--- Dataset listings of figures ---

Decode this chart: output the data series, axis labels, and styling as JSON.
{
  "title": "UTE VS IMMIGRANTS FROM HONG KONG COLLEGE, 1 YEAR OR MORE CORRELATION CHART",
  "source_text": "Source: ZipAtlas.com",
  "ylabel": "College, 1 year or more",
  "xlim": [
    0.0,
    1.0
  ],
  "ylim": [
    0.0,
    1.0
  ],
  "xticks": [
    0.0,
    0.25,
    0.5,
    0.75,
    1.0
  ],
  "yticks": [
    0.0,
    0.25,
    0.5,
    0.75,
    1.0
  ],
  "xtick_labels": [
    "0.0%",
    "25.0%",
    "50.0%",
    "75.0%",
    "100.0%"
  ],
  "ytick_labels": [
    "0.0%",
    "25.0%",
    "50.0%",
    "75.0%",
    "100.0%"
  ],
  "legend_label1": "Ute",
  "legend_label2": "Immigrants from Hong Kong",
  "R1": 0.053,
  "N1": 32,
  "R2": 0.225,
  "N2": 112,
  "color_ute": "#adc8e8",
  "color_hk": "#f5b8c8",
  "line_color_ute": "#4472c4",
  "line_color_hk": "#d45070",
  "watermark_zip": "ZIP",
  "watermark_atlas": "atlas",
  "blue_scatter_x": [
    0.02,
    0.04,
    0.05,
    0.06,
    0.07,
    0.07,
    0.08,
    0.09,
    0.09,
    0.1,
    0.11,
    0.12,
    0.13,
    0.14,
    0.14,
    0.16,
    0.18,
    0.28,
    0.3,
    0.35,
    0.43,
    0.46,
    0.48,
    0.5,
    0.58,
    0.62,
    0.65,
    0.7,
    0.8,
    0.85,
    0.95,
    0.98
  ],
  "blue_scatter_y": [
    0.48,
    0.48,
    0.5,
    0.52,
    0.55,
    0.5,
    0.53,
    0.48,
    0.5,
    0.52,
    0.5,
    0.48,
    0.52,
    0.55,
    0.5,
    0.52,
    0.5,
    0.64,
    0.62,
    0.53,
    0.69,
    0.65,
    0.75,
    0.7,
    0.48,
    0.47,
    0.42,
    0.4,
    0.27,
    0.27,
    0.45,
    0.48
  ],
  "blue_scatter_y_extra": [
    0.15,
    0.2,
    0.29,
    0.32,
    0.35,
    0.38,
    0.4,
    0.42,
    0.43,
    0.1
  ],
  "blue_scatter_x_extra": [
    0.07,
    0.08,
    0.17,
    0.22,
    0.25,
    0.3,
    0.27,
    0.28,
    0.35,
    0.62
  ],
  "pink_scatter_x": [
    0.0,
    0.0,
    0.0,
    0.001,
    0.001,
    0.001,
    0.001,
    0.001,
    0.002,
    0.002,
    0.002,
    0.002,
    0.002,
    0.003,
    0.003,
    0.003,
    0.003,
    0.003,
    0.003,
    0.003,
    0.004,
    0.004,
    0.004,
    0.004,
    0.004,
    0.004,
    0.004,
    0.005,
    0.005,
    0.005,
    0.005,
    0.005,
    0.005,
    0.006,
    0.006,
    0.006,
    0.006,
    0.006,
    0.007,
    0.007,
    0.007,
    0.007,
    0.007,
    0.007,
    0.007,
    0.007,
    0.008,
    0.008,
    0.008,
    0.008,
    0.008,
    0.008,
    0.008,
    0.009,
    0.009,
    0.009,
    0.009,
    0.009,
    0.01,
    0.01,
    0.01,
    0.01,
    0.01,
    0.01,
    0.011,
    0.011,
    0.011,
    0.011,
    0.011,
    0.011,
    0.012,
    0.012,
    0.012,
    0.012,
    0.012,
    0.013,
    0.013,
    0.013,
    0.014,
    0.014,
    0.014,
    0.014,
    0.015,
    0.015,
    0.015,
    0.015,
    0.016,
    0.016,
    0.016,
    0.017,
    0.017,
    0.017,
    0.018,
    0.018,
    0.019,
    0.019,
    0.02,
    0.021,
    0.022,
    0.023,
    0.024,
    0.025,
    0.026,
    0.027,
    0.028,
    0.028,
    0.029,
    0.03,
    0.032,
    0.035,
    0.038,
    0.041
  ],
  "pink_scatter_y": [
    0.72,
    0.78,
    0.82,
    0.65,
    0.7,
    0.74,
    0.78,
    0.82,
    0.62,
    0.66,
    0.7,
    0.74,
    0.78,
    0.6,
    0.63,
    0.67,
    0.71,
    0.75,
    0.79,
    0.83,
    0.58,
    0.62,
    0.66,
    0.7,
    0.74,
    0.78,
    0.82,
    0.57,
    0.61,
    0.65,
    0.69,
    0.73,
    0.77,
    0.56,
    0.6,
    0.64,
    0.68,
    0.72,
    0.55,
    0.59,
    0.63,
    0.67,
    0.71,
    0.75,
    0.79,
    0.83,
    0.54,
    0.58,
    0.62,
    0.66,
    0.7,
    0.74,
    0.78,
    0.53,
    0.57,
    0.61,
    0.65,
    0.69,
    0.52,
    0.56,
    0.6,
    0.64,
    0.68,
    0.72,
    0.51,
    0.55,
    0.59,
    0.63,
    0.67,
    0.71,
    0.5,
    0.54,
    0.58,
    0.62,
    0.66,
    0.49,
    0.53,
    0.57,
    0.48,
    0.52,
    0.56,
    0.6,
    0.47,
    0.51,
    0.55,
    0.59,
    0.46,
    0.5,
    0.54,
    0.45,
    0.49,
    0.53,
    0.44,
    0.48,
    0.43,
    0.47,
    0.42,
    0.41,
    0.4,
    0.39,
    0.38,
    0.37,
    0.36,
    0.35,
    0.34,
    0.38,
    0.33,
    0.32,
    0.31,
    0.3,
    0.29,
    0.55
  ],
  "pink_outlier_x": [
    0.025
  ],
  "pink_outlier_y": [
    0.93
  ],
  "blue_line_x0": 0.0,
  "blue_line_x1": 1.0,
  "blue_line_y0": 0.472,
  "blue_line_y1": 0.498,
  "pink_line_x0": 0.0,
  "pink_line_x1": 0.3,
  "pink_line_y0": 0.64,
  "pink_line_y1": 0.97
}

--- Work to do ---
Each record should come back exactly as written.

--- Solution for this problem ---
Decode this chart: output the data series, axis labels, and styling as JSON.
{
  "title": "UTE VS IMMIGRANTS FROM HONG KONG COLLEGE, 1 YEAR OR MORE CORRELATION CHART",
  "source_text": "Source: ZipAtlas.com",
  "ylabel": "College, 1 year or more",
  "xlim": [
    0.0,
    1.0
  ],
  "ylim": [
    0.0,
    1.0
  ],
  "xticks": [
    0.0,
    0.25,
    0.5,
    0.75,
    1.0
  ],
  "yticks": [
    0.0,
    0.25,
    0.5,
    0.75,
    1.0
  ],
  "xtick_labels": [
    "0.0%",
    "25.0%",
    "50.0%",
    "75.0%",
    "100.0%"
  ],
  "ytick_labels": [
    "0.0%",
    "25.0%",
    "50.0%",
    "75.0%",
    "100.0%"
  ],
  "legend_label1": "Ute",
  "legend_label2": "Immigrants from Hong Kong",
  "R1": 0.053,
  "N1": 32,
  "R2": 0.225,
  "N2": 112,
  "color_ute": "#adc8e8",
  "color_hk": "#f5b8c8",
  "line_color_ute": "#4472c4",
  "line_color_hk": "#d45070",
  "watermark_zip": "ZIP",
  "watermark_atlas": "atlas",
  "blue_scatter_x": [
    0.02,
    0.04,
    0.05,
    0.06,
    0.07,
    0.07,
    0.08,
    0.09,
    0.09,
    0.1,
    0.11,
    0.12,
    0.13,
    0.14,
    0.14,
    0.16,
    0.18,
    0.28,
    0.3,
    0.35,
    0.43,
    0.46,
    0.48,
    0.5,
    0.58,
    0.62,
    0.65,
    0.7,
    0.8,
    0.85,
    0.95,
    0.98
  ],
  "blue_scatter_y": [
    0.48,
    0.48,
    0.5,
    0.52,
    0.55,
    0.5,
    0.53,
    0.48,
    0.5,
    0.52,
    0.5,
    0.48,
    0.52,
    0.55,
    0.5,
    0.52,
    0.5,
    0.64,
    0.62,
    0.53,
    0.69,
    0.65,
    0.75,
    0.7,
    0.48,
    0.47,
    0.42,
    0.4,
    0.27,
    0.27,
    0.45,
    0.48
  ],
  "blue_scatter_y_extra": [
    0.15,
    0.2,
    0.29,
    0.32,
    0.35,
    0.38,
    0.4,
    0.42,
    0.43,
    0.1
  ],
  "blue_scatter_x_extra": [
    0.07,
    0.08,
    0.17,
    0.22,
    0.25,
    0.3,
    0.27,
    0.28,
    0.35,
    0.62
  ],
  "pink_scatter_x": [
    0.0,
    0.0,
    0.0,
    0.001,
    0.001,
    0.001,
    0.001,
    0.001,
    0.002,
    0.002,
    0.002,
    0.002,
    0.002,
    0.003,
    0.003,
    0.003,
    0.003,
    0.003,
    0.003,
    0.003,
    0.004,
    0.004,
    0.004,
    0.004,
    0.004,
    0.004,
    0.004,
    0.005,
    0.005,
    0.005,
    0.005,
    0.005,
    0.005,
    0.006,
    0.006,
    0.006,
    0.006,
    0.006,
    0.007,
    0.007,
    0.007,
    0.007,
    0.007,
    0.007,
    0.007,
    0.007,
    0.008,
    0.008,
    0.008,
    0.008,
    0.008,
    0.008,
    0.008,
    0.009,
    0.009,
    0.009,
    0.009,
    0.009,
    0.01,
    0.01,
    0.01,
    0.01,
    0.01,
    0.01,
    0.011,
    0.011,
    0.011,
    0.011,
    0.011,
    0.011,
    0.012,
    0.012,
    0.012,
    0.012,
    0.012,
    0.013,
    0.013,
    0.013,
    0.014,
    0.014,
    0.014,
    0.014,
    0.015,
    0.015,
    0.015,
    0.015,
    0.016,
    0.016,
    0.016,
    0.017,
    0.017,
    0.017,
    0.018,
    0.018,
    0.019,
    0.019,
    0.02,
    0.021,
    0.022,
    0.023,
    0.024,
    0.025,
    0.026,
    0.027,
    0.028,
    0.028,
    0.029,
    0.03,
    0.032,
    0.035,
    0.038,
    0.041
  ],
  "pink_scatter_y": [
    0.72,
    0.78,
    0.82,
    0.65,
    0.7,
    0.74,
    0.78,
    0.82,
    0.62,
    0.66,
    0.7,
    0.74,
    0.78,
    0.6,
    0.63,
    0.67,
    0.71,
    0.75,
    0.79,
    0.83,
    0.58,
    0.62,
    0.66,
    0.7,
    0.74,
    0.78,
    0.82,
    0.57,
    0.61,
    0.65,
    0.69,
    0.73,
    0.77,
    0.56,
    0.6,
    0.64,
    0.68,
    0.72,
    0.55,
    0.59,
    0.63,
    0.67,
    0.71,
    0.75,
    0.79,
    0.83,
    0.54,
    0.58,
    0.62,
    0.66,
    0.7,
    0.74,
    0.78,
    0.53,
    0.57,
    0.61,
    0.65,
    0.69,
    0.52,
    0.56,
    0.6,
    0.64,
    0.68,
    0.72,
    0.51,
    0.55,
    0.59,
    0.63,
    0.67,
    0.71,
    0.5,
    0.54,
    0.58,
    0.62,
    0.66,
    0.49,
    0.53,
    0.57,
    0.48,
    0.52,
    0.56,
    0.6,
    0.47,
    0.51,
    0.55,
    0.59,
    0.46,
    0.5,
    0.54,
    0.45,
    0.49,
    0.53,
    0.44,
    0.48,
    0.43,
    0.47,
    0.42,
    0.41,
    0.4,
    0.39,
    0.38,
    0.37,
    0.36,
    0.35,
    0.34,
    0.38,
    0.33,
    0.32,
    0.31,
    0.3,
    0.29,
    0.55
  ],
  "pink_outlier_x": [
    0.025
  ],
  "pink_outlier_y": [
    0.93
  ],
  "blue_line_x0": 0.0,
  "blue_line_x1": 1.0,
  "blue_line_y0": 0.472,
  "blue_line_y1": 0.498,
  "pink_line_x0": 0.0,
  "pink_line_x1": 0.3,
  "pink_line_y0": 0.64,
  "pink_line_y1": 0.97
}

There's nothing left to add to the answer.